# DESCRIPTION OF THE TASK
Retype, character for character, the lines of the layout coordinate data from the line containing "tag-south-korea[interactable]: SOUTH KOREA" through the line containing "article-photo: i (4, 204, 503, 536)", with both of those lines included.

(Layout coordinate data)
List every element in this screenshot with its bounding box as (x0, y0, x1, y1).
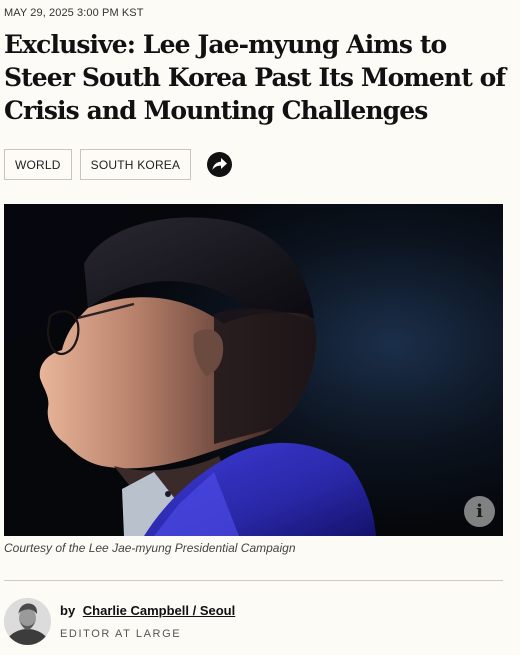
tag-south-korea[interactable]: SOUTH KOREA (79, 149, 192, 180)
author-name-link[interactable]: Charlie Campbell / Seoul (83, 603, 235, 618)
author-avatar[interactable] (4, 598, 51, 645)
author-photo (4, 598, 51, 645)
author-role: EDITOR AT LARGE (60, 628, 182, 640)
byline-divider (4, 580, 503, 581)
image-info-button[interactable]: i (464, 496, 495, 527)
article-headline: Exclusive: Lee Jae-myung Aims to Steer S… (4, 30, 506, 125)
image-caption: Courtesy of the Lee Jae-myung Presidenti… (4, 541, 296, 555)
info-icon: i (476, 500, 483, 522)
tag-world[interactable]: WORLD (4, 149, 72, 180)
tag-list: WORLD SOUTH KOREA (4, 149, 233, 180)
article-photo: i (4, 204, 503, 536)
share-arrow-icon (212, 158, 228, 170)
article-timestamp: MAY 29, 2025 3:00 PM KST (4, 7, 144, 19)
portrait-image (4, 204, 503, 536)
share-button[interactable] (207, 152, 233, 177)
byline-prefix: by (60, 603, 76, 618)
author-byline: by Charlie Campbell / Seoul (60, 603, 235, 618)
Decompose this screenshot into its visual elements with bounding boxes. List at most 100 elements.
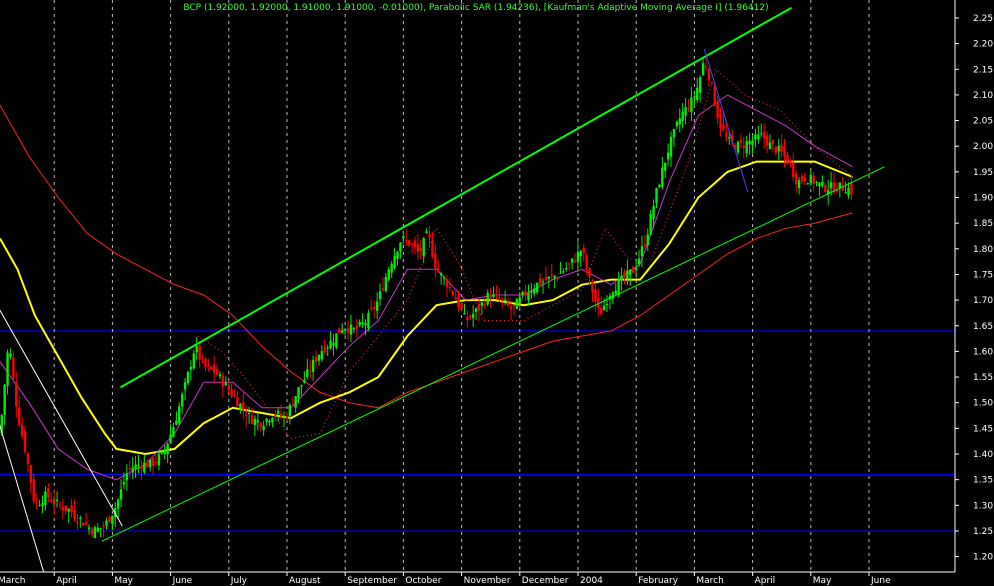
candle-body-270	[786, 154, 789, 164]
month-label-11: February	[638, 576, 679, 586]
y-tick-label-17: 2.05	[973, 117, 993, 127]
candle-body-31	[90, 528, 94, 535]
candle-body-90	[262, 426, 265, 431]
candle-body-172	[501, 298, 504, 300]
candle-body-218	[634, 268, 638, 271]
candle-body-57	[166, 443, 169, 455]
candle-body-136	[396, 251, 399, 260]
candle-body-85	[247, 412, 251, 414]
candle-body-4	[12, 357, 15, 378]
candle-body-137	[399, 242, 402, 252]
candle-body-125	[364, 322, 367, 326]
candle-body-203	[591, 281, 594, 293]
candle-body-274	[797, 180, 801, 189]
candle-body-184	[535, 282, 539, 293]
y-tick-label-8: 1.60	[973, 347, 993, 357]
candle-body-149	[434, 253, 437, 269]
candle-body-238	[693, 96, 696, 98]
candle-body-235	[684, 106, 687, 116]
candle-body-74	[215, 368, 219, 375]
candle-body-1	[3, 384, 6, 416]
candle-body-224	[652, 206, 655, 220]
candle-body-17	[50, 499, 53, 502]
candle-body-165	[480, 302, 484, 306]
candle-body-46	[134, 464, 137, 470]
candle-body-11	[32, 478, 35, 502]
y-tick-label-16: 2.00	[973, 142, 993, 152]
candle-body-131	[381, 288, 385, 291]
candle-body-28	[82, 522, 85, 526]
candle-body-178	[518, 297, 521, 305]
candle-body-67	[195, 346, 198, 353]
candle-body-208	[605, 303, 609, 305]
candle-body-245	[713, 86, 716, 106]
candle-body-106	[309, 370, 312, 372]
candle-body-237	[690, 97, 693, 113]
y-tick-label-2: 1.30	[973, 501, 993, 511]
candle-body-20	[58, 504, 62, 506]
month-label-12: March	[696, 576, 723, 586]
candle-body-175	[509, 306, 513, 310]
candle-body-84	[244, 414, 248, 417]
candle-body-159	[463, 313, 466, 315]
candle-body-157	[457, 294, 460, 308]
candle-body-86	[250, 414, 254, 424]
candle-body-24	[70, 505, 73, 513]
candle-body-247	[719, 113, 722, 128]
candle-body-13	[38, 504, 41, 506]
candle-body-212	[617, 279, 620, 296]
y-tick-label-0: 1.20	[973, 553, 993, 563]
y-tick-label-19: 2.15	[973, 65, 993, 75]
candle-body-141	[410, 243, 414, 245]
candle-body-120	[349, 324, 353, 335]
candle-body-130	[378, 291, 382, 299]
candle-body-7	[20, 424, 24, 436]
candle-body-144	[419, 247, 422, 251]
candle-body-98	[285, 416, 289, 419]
candle-body-69	[201, 358, 204, 360]
candle-body-239	[696, 87, 699, 101]
month-label-1: April	[56, 576, 77, 586]
month-label-9: December	[522, 576, 569, 586]
candle-body-25	[73, 509, 76, 519]
candle-body-217	[632, 266, 635, 273]
candle-body-22	[64, 505, 67, 512]
candle-body-91	[265, 418, 268, 422]
candle-body-282	[821, 181, 824, 187]
month-label-15: June	[870, 576, 891, 586]
y-tick-label-9: 1.65	[973, 322, 993, 332]
candle-body-227	[661, 167, 664, 188]
candle-body-243	[707, 69, 711, 81]
candle-body-263	[765, 135, 769, 146]
candle-body-143	[416, 244, 420, 252]
candle-body-188	[547, 276, 551, 279]
candle-body-182	[530, 290, 533, 293]
candle-body-3	[9, 353, 12, 357]
candle-body-194	[565, 268, 568, 270]
candle-body-113	[329, 340, 332, 349]
candle-body-41	[119, 489, 123, 500]
y-tick-label-12: 1.80	[973, 245, 993, 255]
candle-body-119	[346, 328, 350, 333]
candle-body-15	[44, 491, 47, 506]
candle-body-52	[151, 457, 155, 466]
candle-body-87	[253, 418, 257, 426]
candle-body-166	[483, 303, 487, 306]
candle-body-94	[274, 414, 277, 416]
candle-body-161	[469, 315, 472, 318]
y-tick-label-4: 1.40	[973, 450, 993, 460]
candle-body-40	[116, 499, 120, 509]
y-tick-label-11: 1.75	[973, 270, 993, 280]
candle-body-240	[698, 77, 702, 93]
candle-body-154	[448, 286, 452, 288]
candle-body-257	[748, 140, 751, 145]
candle-body-269	[783, 147, 786, 157]
candle-body-77	[224, 382, 228, 386]
candle-body-10	[29, 465, 33, 483]
candle-body-195	[567, 263, 571, 265]
y-tick-label-18: 2.10	[973, 91, 993, 101]
candle-body-16	[47, 487, 50, 498]
candle-body-204	[594, 289, 597, 302]
candle-body-6	[18, 407, 21, 426]
candle-body-129	[375, 301, 379, 311]
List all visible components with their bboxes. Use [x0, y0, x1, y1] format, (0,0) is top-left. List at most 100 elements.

# WORKED ANSWER
tag-south-korea[interactable]: SOUTH KOREA (79, 149, 192, 180)
author-name-link[interactable]: Charlie Campbell / Seoul (83, 603, 235, 618)
author-avatar[interactable] (4, 598, 51, 645)
author-photo (4, 598, 51, 645)
author-role: EDITOR AT LARGE (60, 628, 182, 640)
byline-divider (4, 580, 503, 581)
image-info-button[interactable]: i (464, 496, 495, 527)
article-headline: Exclusive: Lee Jae-myung Aims to Steer S… (4, 30, 506, 125)
image-caption: Courtesy of the Lee Jae-myung Presidenti… (4, 541, 296, 555)
info-icon: i (476, 500, 483, 522)
tag-world[interactable]: WORLD (4, 149, 72, 180)
tag-list: WORLD SOUTH KOREA (4, 149, 233, 180)
article-photo: i (4, 204, 503, 536)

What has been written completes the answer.